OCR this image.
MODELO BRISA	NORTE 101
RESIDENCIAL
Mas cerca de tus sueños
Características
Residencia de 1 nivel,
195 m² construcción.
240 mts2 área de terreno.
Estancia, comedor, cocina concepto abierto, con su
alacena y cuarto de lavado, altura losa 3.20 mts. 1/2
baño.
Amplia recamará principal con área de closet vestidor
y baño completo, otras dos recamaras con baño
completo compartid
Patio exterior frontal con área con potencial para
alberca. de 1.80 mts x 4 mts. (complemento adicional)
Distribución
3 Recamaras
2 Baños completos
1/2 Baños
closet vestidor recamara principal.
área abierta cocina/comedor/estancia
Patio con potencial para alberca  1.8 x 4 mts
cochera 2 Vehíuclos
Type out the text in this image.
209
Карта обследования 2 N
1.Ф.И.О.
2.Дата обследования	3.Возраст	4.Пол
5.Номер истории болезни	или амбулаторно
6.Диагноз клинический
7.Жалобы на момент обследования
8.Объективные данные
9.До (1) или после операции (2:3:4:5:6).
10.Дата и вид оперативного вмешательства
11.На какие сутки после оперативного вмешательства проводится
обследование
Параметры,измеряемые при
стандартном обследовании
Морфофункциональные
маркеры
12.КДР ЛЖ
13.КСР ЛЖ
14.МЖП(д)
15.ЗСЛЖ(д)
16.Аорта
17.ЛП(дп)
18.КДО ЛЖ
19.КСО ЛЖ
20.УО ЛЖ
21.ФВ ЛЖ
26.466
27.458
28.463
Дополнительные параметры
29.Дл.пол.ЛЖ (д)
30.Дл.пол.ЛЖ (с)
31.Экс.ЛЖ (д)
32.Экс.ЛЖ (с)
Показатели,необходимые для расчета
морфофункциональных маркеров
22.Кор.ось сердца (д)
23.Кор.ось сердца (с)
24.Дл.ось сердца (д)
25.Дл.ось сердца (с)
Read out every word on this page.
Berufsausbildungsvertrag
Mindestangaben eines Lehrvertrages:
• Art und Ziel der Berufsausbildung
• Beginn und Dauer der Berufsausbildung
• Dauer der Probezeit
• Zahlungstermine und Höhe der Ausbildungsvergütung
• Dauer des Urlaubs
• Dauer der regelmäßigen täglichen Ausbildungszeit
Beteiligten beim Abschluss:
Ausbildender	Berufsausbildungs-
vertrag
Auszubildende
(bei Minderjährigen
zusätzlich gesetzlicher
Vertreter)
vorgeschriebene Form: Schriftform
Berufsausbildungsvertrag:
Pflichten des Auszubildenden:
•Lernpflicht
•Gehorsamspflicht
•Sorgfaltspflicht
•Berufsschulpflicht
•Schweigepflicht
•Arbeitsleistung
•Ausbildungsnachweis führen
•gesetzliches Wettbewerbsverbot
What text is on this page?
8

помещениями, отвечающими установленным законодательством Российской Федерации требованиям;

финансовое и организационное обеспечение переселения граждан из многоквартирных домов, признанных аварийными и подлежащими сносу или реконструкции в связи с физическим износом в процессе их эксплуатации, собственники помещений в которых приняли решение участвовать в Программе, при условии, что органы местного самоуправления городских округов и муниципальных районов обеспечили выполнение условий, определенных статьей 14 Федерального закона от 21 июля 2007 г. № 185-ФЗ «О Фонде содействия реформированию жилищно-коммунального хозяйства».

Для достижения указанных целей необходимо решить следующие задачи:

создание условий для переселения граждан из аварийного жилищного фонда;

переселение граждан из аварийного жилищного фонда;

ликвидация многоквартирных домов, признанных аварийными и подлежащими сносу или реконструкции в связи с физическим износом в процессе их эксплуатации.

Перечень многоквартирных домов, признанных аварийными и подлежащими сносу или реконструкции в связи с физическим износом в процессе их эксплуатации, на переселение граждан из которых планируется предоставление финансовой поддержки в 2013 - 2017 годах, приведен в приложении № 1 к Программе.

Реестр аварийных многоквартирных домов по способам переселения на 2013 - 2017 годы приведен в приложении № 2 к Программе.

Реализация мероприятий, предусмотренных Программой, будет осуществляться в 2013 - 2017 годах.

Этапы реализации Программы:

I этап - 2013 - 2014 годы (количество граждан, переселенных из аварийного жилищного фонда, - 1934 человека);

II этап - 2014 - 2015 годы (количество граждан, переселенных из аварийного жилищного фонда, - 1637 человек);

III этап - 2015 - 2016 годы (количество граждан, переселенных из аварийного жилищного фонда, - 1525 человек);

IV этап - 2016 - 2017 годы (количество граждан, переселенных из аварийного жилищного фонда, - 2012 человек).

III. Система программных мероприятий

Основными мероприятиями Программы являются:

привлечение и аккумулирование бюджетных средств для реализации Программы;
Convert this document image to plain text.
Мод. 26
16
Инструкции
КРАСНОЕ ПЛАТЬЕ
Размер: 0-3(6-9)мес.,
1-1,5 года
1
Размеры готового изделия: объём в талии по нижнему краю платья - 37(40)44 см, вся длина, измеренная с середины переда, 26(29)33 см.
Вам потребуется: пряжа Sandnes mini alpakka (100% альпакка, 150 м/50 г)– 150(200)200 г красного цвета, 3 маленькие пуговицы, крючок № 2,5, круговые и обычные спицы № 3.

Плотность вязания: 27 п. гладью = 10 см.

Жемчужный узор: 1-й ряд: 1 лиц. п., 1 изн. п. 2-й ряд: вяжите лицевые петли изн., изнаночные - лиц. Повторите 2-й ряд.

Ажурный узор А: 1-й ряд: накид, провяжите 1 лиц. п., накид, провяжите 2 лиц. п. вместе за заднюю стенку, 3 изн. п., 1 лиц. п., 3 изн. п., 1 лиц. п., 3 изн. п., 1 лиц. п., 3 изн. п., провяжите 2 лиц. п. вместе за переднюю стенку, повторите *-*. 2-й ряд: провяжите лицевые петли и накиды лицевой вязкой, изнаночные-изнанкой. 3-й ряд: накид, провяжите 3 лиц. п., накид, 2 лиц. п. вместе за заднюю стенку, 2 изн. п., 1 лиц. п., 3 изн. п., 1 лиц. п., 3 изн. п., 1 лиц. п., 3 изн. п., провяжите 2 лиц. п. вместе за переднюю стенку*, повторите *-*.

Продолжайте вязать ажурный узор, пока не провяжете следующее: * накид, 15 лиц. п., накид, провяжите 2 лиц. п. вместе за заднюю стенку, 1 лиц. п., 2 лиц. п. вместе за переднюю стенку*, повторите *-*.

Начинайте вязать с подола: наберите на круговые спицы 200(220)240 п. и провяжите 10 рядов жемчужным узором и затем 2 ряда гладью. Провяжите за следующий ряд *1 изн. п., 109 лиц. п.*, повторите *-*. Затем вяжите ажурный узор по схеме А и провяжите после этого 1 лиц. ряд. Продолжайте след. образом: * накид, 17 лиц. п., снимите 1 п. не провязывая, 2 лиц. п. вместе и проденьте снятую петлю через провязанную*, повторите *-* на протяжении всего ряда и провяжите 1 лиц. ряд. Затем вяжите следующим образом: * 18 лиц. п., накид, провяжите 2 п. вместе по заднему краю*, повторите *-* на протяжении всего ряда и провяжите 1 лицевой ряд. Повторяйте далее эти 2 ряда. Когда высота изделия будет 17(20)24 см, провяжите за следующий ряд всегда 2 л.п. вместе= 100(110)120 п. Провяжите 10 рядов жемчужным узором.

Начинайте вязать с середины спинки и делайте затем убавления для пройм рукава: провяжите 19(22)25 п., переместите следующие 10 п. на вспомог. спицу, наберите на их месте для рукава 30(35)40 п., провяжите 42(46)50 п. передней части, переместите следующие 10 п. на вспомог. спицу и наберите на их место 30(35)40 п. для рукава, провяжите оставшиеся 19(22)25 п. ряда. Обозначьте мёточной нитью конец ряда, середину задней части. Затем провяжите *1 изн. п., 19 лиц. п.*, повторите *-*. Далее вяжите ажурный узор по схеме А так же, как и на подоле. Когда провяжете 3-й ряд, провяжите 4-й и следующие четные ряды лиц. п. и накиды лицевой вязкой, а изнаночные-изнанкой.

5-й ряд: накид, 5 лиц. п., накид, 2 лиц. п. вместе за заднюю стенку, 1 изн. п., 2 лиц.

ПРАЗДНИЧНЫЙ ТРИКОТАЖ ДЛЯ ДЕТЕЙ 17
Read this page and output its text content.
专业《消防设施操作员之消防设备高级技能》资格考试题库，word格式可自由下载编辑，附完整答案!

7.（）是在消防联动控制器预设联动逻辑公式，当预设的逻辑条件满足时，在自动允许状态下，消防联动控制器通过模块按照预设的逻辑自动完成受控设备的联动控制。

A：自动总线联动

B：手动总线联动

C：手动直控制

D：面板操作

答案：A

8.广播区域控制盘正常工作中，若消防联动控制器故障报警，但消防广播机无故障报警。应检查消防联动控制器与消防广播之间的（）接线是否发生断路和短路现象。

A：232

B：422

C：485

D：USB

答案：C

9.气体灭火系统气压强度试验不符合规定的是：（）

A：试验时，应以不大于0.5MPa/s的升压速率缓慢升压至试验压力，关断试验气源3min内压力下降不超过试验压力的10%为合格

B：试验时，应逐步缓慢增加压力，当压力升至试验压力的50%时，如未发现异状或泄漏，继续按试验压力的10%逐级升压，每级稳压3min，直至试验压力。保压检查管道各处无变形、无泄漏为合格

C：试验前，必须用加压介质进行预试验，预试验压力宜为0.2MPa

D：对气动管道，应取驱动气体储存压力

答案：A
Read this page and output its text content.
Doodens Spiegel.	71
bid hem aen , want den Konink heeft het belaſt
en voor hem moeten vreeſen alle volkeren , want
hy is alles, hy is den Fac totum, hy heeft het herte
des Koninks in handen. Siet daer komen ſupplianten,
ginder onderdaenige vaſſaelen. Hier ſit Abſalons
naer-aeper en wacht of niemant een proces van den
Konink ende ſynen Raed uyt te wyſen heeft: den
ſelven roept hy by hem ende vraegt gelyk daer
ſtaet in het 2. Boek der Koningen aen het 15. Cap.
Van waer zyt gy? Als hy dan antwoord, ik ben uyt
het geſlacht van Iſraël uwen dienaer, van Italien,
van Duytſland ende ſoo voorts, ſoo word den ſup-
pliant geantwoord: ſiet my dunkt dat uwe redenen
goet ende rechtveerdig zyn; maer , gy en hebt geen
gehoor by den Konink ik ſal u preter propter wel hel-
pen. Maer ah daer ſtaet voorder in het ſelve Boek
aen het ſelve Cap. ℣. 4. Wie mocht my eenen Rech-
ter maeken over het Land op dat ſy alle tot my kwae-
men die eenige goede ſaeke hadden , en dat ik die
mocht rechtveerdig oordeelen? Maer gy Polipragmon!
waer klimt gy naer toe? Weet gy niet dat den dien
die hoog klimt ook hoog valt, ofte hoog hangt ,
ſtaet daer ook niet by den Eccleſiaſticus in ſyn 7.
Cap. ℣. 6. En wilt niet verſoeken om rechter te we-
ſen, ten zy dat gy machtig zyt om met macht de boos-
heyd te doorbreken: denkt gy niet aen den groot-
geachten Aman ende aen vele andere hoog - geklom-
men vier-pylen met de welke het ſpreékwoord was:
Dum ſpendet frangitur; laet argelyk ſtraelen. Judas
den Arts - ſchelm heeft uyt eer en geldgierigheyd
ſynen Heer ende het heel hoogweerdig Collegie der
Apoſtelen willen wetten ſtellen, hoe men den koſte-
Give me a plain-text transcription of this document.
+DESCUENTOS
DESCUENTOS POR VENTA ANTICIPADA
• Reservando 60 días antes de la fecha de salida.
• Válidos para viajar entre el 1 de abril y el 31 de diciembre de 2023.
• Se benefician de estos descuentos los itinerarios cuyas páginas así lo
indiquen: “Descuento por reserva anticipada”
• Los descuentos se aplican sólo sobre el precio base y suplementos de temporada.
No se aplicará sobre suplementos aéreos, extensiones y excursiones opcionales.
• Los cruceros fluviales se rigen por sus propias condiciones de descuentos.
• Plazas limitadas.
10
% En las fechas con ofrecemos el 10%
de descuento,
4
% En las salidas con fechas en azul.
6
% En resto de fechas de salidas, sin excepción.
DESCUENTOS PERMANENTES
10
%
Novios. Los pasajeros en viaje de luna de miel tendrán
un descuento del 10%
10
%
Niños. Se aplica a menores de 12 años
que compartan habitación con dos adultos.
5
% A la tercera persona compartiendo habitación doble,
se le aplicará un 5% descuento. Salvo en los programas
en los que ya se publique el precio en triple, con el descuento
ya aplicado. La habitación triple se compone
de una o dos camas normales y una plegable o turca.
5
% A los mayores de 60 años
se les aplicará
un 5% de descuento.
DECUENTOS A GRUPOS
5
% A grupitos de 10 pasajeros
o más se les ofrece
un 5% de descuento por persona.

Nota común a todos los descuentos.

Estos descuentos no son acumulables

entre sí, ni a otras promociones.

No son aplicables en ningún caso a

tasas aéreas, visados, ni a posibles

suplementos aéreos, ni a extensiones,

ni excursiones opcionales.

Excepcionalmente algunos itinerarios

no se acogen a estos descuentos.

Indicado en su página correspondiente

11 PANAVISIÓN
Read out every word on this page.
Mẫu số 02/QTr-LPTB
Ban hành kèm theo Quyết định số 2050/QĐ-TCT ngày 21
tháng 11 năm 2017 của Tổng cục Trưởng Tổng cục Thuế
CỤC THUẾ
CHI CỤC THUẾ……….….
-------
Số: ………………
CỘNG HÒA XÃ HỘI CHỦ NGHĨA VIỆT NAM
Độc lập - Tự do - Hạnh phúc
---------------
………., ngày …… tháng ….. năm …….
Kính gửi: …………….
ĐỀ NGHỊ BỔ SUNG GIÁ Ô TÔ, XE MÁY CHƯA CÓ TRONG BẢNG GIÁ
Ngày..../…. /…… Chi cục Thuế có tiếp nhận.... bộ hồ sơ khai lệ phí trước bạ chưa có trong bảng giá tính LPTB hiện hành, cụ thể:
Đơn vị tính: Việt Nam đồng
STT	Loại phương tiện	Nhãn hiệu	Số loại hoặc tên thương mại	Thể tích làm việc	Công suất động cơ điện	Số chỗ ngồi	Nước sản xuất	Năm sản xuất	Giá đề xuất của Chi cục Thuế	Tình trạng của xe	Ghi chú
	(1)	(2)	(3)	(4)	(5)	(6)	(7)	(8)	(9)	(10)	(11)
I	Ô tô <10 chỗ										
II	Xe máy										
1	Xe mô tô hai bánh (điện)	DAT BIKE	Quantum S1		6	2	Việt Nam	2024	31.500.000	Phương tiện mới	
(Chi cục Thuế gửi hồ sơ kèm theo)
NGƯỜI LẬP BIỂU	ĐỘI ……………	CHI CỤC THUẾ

**Written problem:**
From the listing above, copy all lines holding the word "precio".

**In response:**
• Los descuentos se aplican sólo sobre el precio base y suplementos de temporada.
en los que ya se publique el precio en triple, con el descuento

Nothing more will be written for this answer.